= GIVEN DATA =
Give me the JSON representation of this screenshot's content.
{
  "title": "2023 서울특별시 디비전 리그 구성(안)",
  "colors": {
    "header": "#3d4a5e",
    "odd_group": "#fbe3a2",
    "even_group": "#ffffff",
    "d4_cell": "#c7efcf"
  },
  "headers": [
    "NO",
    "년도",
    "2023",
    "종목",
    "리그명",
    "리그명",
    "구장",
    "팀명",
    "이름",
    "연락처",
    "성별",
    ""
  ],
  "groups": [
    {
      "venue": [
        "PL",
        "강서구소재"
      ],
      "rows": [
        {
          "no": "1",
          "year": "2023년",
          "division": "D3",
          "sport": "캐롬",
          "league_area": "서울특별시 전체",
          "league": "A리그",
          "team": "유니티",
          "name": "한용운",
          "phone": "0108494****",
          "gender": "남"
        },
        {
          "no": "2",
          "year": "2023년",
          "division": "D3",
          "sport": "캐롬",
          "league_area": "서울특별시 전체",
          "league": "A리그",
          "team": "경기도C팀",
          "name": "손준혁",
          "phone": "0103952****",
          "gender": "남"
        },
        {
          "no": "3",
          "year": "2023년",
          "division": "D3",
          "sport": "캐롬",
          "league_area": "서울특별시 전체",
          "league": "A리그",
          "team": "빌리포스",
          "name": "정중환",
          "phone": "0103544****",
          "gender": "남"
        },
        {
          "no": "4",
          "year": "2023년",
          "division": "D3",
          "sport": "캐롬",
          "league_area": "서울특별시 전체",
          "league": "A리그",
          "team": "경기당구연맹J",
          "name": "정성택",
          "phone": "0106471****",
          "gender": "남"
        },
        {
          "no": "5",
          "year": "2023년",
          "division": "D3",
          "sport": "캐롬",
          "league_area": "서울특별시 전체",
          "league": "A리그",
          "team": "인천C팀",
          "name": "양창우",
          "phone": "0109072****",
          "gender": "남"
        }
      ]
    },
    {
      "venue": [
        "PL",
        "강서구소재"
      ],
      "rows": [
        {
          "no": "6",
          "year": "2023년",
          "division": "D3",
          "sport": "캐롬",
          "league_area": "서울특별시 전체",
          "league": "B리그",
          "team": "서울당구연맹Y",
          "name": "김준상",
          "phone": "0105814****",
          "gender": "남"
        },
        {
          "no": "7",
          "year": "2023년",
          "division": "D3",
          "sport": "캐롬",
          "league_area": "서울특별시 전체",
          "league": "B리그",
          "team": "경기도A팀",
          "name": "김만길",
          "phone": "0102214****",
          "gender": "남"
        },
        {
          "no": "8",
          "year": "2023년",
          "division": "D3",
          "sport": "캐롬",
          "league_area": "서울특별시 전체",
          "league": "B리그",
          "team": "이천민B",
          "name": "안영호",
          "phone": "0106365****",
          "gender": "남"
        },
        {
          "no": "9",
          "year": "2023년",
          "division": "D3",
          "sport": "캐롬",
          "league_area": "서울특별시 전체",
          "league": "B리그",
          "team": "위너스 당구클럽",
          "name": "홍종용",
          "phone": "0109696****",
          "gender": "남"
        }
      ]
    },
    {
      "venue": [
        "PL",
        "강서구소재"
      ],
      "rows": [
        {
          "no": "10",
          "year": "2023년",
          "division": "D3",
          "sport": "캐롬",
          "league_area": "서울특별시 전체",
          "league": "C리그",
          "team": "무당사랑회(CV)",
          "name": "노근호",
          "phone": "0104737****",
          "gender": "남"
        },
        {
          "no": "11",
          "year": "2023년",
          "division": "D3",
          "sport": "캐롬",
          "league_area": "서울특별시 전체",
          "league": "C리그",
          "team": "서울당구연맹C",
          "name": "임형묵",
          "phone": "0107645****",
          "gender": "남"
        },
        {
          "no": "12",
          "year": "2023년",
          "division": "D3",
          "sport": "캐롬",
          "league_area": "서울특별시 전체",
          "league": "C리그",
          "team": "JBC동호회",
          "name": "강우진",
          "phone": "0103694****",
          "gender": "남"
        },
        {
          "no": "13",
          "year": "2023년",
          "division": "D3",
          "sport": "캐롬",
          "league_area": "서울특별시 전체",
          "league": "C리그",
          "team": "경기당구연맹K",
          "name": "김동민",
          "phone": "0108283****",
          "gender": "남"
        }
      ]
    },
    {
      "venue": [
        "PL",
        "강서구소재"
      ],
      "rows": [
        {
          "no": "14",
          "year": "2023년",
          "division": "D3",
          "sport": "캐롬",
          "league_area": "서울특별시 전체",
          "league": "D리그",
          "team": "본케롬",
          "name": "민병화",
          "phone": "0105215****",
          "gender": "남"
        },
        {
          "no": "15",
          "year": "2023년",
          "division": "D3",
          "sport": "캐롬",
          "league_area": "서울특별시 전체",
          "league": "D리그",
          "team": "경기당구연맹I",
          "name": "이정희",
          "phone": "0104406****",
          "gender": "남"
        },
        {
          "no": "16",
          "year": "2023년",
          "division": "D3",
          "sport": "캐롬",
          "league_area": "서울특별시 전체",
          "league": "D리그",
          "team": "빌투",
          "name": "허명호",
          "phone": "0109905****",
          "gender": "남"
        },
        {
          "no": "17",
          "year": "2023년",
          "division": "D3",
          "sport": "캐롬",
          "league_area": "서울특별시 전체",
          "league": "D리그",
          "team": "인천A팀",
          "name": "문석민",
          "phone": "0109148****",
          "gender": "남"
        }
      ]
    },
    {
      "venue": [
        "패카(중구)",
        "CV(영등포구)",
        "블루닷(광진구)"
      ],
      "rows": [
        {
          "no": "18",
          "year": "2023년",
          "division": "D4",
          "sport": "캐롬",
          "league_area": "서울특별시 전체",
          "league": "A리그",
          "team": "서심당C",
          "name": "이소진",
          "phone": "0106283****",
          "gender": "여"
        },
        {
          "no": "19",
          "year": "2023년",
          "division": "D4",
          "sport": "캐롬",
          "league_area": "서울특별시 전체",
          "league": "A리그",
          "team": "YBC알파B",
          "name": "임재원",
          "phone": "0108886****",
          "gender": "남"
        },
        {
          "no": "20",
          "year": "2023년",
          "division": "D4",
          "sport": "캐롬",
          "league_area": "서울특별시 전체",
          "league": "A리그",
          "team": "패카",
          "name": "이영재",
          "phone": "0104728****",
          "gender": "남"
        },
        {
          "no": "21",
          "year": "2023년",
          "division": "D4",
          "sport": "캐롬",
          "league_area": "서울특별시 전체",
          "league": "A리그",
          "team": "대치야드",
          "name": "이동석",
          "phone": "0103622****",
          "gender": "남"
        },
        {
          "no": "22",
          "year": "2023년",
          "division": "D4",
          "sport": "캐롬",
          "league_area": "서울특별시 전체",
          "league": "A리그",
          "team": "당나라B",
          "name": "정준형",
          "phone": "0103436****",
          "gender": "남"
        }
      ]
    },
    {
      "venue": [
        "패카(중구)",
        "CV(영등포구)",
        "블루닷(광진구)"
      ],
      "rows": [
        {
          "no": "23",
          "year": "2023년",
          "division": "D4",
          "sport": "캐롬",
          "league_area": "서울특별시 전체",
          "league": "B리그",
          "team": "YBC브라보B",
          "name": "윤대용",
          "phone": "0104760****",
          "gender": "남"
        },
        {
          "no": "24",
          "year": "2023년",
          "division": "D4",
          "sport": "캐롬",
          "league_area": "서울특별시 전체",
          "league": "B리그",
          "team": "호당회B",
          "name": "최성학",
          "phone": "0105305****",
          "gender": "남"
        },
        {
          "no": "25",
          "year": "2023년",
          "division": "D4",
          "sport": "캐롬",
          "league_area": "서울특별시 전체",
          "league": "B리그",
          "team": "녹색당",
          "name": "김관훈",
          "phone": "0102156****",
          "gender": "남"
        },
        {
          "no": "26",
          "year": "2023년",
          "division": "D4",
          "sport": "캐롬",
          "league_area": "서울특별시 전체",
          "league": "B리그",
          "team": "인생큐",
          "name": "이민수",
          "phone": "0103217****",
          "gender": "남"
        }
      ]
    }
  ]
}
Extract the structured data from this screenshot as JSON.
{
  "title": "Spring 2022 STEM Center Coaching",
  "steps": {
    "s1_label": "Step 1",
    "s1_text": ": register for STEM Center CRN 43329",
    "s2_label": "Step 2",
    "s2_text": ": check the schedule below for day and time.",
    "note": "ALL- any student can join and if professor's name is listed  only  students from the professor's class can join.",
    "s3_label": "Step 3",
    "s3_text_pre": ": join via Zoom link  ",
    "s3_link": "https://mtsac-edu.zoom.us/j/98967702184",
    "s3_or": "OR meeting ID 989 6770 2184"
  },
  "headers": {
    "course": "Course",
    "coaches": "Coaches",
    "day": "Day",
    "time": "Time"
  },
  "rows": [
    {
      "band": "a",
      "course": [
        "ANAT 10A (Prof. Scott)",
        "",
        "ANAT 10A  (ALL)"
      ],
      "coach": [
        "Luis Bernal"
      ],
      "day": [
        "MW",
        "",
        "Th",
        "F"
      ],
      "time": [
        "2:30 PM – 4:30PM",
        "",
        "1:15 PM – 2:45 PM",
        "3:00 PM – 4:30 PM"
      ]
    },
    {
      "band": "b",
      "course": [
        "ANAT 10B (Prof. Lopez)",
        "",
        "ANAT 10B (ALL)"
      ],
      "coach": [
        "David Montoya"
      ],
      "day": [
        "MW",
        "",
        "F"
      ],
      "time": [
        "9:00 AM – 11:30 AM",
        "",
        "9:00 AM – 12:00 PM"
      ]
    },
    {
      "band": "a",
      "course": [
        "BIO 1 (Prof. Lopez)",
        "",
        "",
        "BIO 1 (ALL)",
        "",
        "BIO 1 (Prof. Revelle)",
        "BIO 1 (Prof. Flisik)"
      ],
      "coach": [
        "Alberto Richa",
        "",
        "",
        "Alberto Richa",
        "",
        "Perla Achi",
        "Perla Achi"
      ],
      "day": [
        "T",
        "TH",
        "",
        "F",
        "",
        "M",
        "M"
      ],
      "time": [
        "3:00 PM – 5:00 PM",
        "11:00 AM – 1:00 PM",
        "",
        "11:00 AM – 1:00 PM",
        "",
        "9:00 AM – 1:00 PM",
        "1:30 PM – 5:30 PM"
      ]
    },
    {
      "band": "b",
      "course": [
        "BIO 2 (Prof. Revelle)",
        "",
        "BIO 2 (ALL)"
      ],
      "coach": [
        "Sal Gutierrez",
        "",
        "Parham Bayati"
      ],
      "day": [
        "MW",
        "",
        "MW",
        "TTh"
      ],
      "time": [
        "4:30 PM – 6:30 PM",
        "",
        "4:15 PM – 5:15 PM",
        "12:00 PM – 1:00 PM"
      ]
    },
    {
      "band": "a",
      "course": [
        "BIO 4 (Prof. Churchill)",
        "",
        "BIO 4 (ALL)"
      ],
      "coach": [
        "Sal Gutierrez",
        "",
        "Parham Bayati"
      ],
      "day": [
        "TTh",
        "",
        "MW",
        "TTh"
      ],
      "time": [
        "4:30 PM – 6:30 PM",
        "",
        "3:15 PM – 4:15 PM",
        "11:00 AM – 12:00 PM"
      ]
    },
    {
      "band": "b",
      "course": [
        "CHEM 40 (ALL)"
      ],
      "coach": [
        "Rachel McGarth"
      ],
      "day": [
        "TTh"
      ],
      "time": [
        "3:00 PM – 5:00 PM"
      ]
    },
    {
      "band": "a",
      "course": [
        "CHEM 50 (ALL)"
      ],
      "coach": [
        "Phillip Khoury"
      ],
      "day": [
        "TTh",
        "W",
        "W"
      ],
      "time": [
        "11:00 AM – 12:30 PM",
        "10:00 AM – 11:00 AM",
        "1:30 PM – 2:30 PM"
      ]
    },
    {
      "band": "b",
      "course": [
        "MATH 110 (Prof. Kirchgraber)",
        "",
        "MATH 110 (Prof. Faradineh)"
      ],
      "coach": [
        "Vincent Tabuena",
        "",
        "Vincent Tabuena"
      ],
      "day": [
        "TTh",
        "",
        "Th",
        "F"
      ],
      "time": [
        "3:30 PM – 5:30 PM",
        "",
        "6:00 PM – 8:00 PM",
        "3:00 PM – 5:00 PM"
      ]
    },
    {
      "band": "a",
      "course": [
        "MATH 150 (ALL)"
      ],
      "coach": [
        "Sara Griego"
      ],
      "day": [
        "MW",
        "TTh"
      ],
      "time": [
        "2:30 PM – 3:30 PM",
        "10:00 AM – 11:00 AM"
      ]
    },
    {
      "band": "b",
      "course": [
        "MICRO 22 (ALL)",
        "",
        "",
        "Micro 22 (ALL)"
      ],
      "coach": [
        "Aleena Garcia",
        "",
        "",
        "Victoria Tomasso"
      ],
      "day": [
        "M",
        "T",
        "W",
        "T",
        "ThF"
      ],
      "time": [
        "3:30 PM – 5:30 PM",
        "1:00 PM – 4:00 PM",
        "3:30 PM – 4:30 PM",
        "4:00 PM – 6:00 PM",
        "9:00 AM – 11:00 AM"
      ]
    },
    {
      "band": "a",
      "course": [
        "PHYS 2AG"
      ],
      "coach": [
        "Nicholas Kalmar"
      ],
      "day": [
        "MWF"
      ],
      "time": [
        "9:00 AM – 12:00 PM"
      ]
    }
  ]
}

= STATED EXERCISE =
Pick out the lines above that hold the string "Center" and show them.

= ANSWER FOR THIS EXERCISE =
  "title": "Spring 2022 STEM Center Coaching",
    "s1_text": ": register for STEM Center CRN 43329",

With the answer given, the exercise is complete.